Excerpted data:
——————

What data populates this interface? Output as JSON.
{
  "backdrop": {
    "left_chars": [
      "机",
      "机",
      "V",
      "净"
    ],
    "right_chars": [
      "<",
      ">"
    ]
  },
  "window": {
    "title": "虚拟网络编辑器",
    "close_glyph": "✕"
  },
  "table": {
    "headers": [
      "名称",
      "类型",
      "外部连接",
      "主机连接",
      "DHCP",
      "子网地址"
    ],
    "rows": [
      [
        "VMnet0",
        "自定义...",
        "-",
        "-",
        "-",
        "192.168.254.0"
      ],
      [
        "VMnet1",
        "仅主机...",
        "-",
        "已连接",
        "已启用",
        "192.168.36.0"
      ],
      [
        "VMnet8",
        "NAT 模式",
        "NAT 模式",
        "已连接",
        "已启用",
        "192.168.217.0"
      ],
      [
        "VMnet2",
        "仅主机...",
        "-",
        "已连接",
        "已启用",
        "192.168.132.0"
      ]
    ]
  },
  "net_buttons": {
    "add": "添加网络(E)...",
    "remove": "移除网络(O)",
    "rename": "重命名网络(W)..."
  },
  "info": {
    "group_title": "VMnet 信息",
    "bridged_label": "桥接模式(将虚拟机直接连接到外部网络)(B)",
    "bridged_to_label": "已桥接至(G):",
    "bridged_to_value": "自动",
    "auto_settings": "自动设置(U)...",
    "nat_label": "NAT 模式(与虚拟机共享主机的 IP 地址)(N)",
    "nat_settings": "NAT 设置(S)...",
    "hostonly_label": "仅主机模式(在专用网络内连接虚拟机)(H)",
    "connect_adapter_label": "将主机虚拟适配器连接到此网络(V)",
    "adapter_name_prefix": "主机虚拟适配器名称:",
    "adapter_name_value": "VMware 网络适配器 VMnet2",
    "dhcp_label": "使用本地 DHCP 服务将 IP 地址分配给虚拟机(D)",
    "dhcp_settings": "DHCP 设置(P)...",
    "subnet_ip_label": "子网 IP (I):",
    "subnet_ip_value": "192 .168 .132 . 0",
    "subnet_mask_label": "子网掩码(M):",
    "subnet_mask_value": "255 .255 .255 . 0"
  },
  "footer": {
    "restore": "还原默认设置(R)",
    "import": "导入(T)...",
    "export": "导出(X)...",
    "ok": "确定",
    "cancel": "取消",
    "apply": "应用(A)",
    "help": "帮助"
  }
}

——————

Required work: Scan the material for lines with the word "DHCP", and copy each line you find.

Exercise solution:
      "DHCP",
    "dhcp_label": "使用本地 DHCP 服务将 IP 地址分配给虚拟机(D)",
    "dhcp_settings": "DHCP 设置(P)...",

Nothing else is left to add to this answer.